Task objective: Present the rows below as a numbered list, omitting blank lines and leaving out the pictures.

Source material:
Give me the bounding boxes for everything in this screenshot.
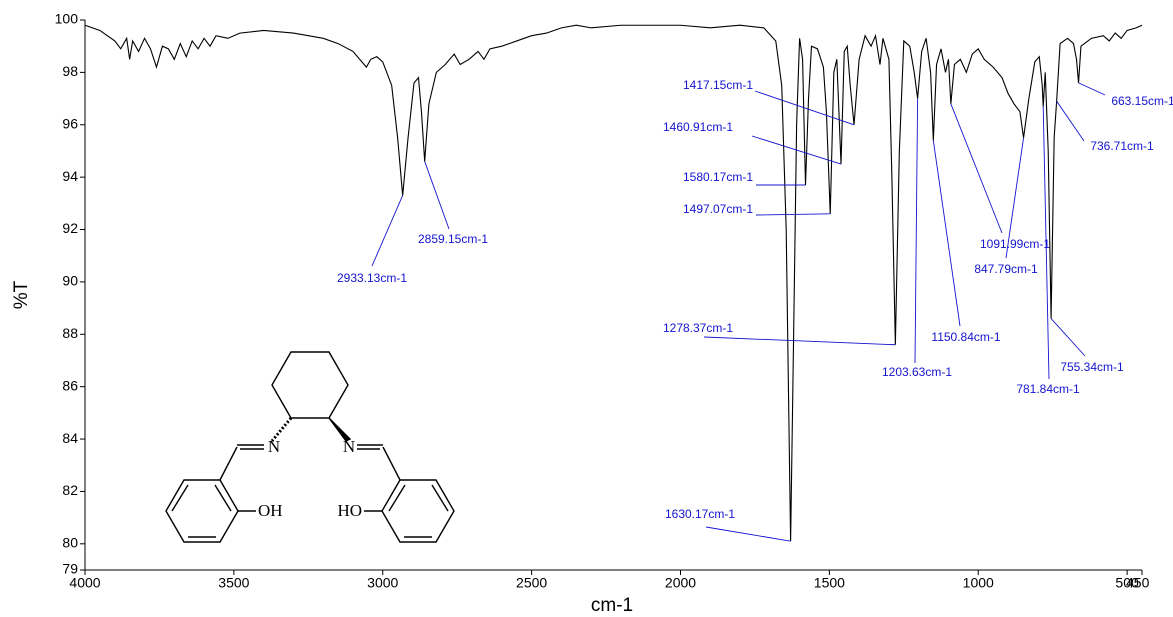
y-tick-label: 82: [62, 482, 78, 498]
annotation-leader: [932, 140, 961, 327]
benzene: [165, 479, 239, 543]
atom-label: N: [343, 437, 355, 456]
annotation-leader: [755, 213, 831, 216]
annotation-leader: [705, 526, 791, 542]
annotation-leader: [424, 161, 450, 230]
x-tick-label: 2000: [665, 575, 696, 591]
annotation-leader: [914, 98, 919, 364]
annotation: 1460.91cm-1: [663, 120, 733, 134]
bond: [219, 446, 238, 481]
bond: [214, 484, 232, 512]
x-axis-label: cm-1: [591, 595, 633, 616]
x-tick-label: 1500: [814, 575, 845, 591]
annotation-leader: [751, 135, 842, 165]
benzene: [381, 479, 455, 543]
y-tick-label: 79: [62, 561, 78, 577]
annotation: 1580.17cm-1: [683, 170, 753, 184]
bond: [431, 484, 449, 512]
annotation: 1497.07cm-1: [683, 202, 753, 216]
bond: [171, 484, 189, 512]
annotation: 847.79cm-1: [974, 262, 1038, 276]
annotation: 2859.15cm-1: [418, 232, 488, 246]
annotation: 663.15cm-1: [1111, 94, 1173, 108]
y-tick-label: 86: [62, 377, 78, 393]
annotation: 1150.84cm-1: [931, 330, 1000, 344]
y-tick-label: 92: [62, 220, 78, 236]
annotation-leader: [1050, 318, 1086, 357]
spectrum-line: [84, 24, 1143, 542]
molecule: [165, 351, 455, 543]
wedge-bond: [328, 417, 352, 442]
cyclohexane: [271, 351, 349, 419]
annotation-leader: [754, 90, 855, 126]
x-tick-label: 3000: [367, 575, 398, 591]
annotation: 755.34cm-1: [1060, 360, 1124, 374]
y-tick-label: 96: [62, 115, 78, 131]
annotation: 2933.13cm-1: [337, 271, 407, 285]
annotation-leader: [1042, 106, 1050, 380]
hash-bond: [270, 417, 293, 442]
annotation-leader: [950, 103, 1003, 234]
bond: [388, 484, 406, 512]
atom-label: N: [268, 437, 280, 456]
annotation: 1278.37cm-1: [663, 321, 733, 335]
annotation: 1630.17cm-1: [665, 507, 735, 521]
x-tick-label: 4000: [69, 575, 100, 591]
annotation-leader: [703, 336, 896, 346]
atom-label: OH: [258, 501, 283, 520]
y-tick-label: 100: [55, 11, 79, 27]
bond: [382, 446, 401, 481]
annotation: 736.71cm-1: [1090, 139, 1154, 153]
y-tick-label: 80: [62, 535, 78, 551]
annotation-leader: [1056, 100, 1085, 142]
annotation-leader: [1005, 137, 1025, 259]
atom-label: HO: [337, 501, 362, 520]
annotation: 1203.63cm-1: [882, 365, 952, 379]
x-tick-label: 450: [1126, 575, 1150, 591]
annotation: 1091.99cm-1: [980, 237, 1050, 251]
annotation: 781.84cm-1: [1016, 382, 1080, 396]
y-axis-label: %T: [11, 280, 32, 309]
y-tick-label: 90: [62, 273, 78, 289]
annotation-leader: [1078, 82, 1106, 96]
y-tick-label: 84: [62, 430, 78, 446]
y-tick-label: 94: [62, 168, 78, 184]
y-tick-label: 98: [62, 63, 78, 79]
x-tick-label: 2500: [516, 575, 547, 591]
x-tick-label: 500: [1115, 575, 1139, 591]
annotation-leader: [371, 195, 404, 267]
x-tick-label: 1000: [963, 575, 994, 591]
annotation: 1417.15cm-1: [683, 78, 753, 92]
x-tick-label: 3500: [218, 575, 249, 591]
y-tick-label: 88: [62, 325, 78, 341]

Answer to the problem:
1. Give me the bounding boxes for everything in this screenshot.
2. y-tick-label: 82: [62, 482, 78, 498]
3. annotation-leader: [932, 140, 961, 327]
4. benzene: [165, 479, 239, 543]
5. atom-label: N: [343, 437, 355, 456]
6. annotation-leader: [755, 213, 831, 216]
7. annotation-leader: [705, 526, 791, 542]
8. annotation-leader: [424, 161, 450, 230]
9. x-tick-label: 2000: [665, 575, 696, 591]
10. annotation-leader: [914, 98, 919, 364]
11. annotation: 1460.91cm-1: [663, 120, 733, 134]
12. bond: [219, 446, 238, 481]
13. bond: [214, 484, 232, 512]
14. x-axis-label: cm-1: [591, 595, 633, 616]
15. x-tick-label: 1500: [814, 575, 845, 591]
16. annotation-leader: [751, 135, 842, 165]
17. benzene: [381, 479, 455, 543]
18. y-tick-label: 79: [62, 561, 78, 577]
19. annotation: 1580.17cm-1: [683, 170, 753, 184]
20. bond: [431, 484, 449, 512]
21. annotation: 1497.07cm-1: [683, 202, 753, 216]
22. bond: [171, 484, 189, 512]
23. annotation: 847.79cm-1: [974, 262, 1038, 276]
24. annotation: 2859.15cm-1: [418, 232, 488, 246]
25. annotation: 663.15cm-1: [1111, 94, 1173, 108]
26. y-tick-label: 86: [62, 377, 78, 393]
27. annotation: 1150.84cm-1: [931, 330, 1000, 344]
28. y-tick-label: 92: [62, 220, 78, 236]
29. annotation-leader: [1050, 318, 1086, 357]
30. spectrum-line: [84, 24, 1143, 542]
31. molecule: [165, 351, 455, 543]
32. wedge-bond: [328, 417, 352, 442]
33. cyclohexane: [271, 351, 349, 419]
34. annotation-leader: [754, 90, 855, 126]
35. x-tick-label: 3000: [367, 575, 398, 591]
36. annotation: 755.34cm-1: [1060, 360, 1124, 374]
37. y-tick-label: 96: [62, 115, 78, 131]
38. annotation: 2933.13cm-1: [337, 271, 407, 285]
39. annotation-leader: [1042, 106, 1050, 380]
40. hash-bond: [270, 417, 293, 442]
41. annotation-leader: [950, 103, 1003, 234]
42. bond: [388, 484, 406, 512]
43. atom-label: N: [268, 437, 280, 456]
44. annotation: 1278.37cm-1: [663, 321, 733, 335]
45. annotation: 1630.17cm-1: [665, 507, 735, 521]
46. x-tick-label: 4000: [69, 575, 100, 591]
47. annotation-leader: [703, 336, 896, 346]
48. atom-label: OH: [258, 501, 283, 520]
49. y-tick-label: 100: [55, 11, 79, 27]
50. bond: [382, 446, 401, 481]
51. annotation: 736.71cm-1: [1090, 139, 1154, 153]
52. y-tick-label: 80: [62, 535, 78, 551]
53. annotation-leader: [1056, 100, 1085, 142]
54. annotation-leader: [1005, 137, 1025, 259]
55. atom-label: HO: [337, 501, 362, 520]
56. annotation: 1203.63cm-1: [882, 365, 952, 379]
57. x-tick-label: 450: [1126, 575, 1150, 591]
58. annotation: 1091.99cm-1: [980, 237, 1050, 251]
59. annotation: 781.84cm-1: [1016, 382, 1080, 396]
60. y-axis-label: %T: [11, 280, 32, 309]
61. y-tick-label: 90: [62, 273, 78, 289]
62. annotation-leader: [1078, 82, 1106, 96]
63. y-tick-label: 84: [62, 430, 78, 446]
64. y-tick-label: 94: [62, 168, 78, 184]
65. y-tick-label: 98: [62, 63, 78, 79]
66. x-tick-label: 2500: [516, 575, 547, 591]
67. x-tick-label: 500: [1115, 575, 1139, 591]
68. annotation-leader: [371, 195, 404, 267]
69. x-tick-label: 1000: [963, 575, 994, 591]
70. annotation: 1417.15cm-1: [683, 78, 753, 92]
71. x-tick-label: 3500: [218, 575, 249, 591]
72. y-tick-label: 88: [62, 325, 78, 341]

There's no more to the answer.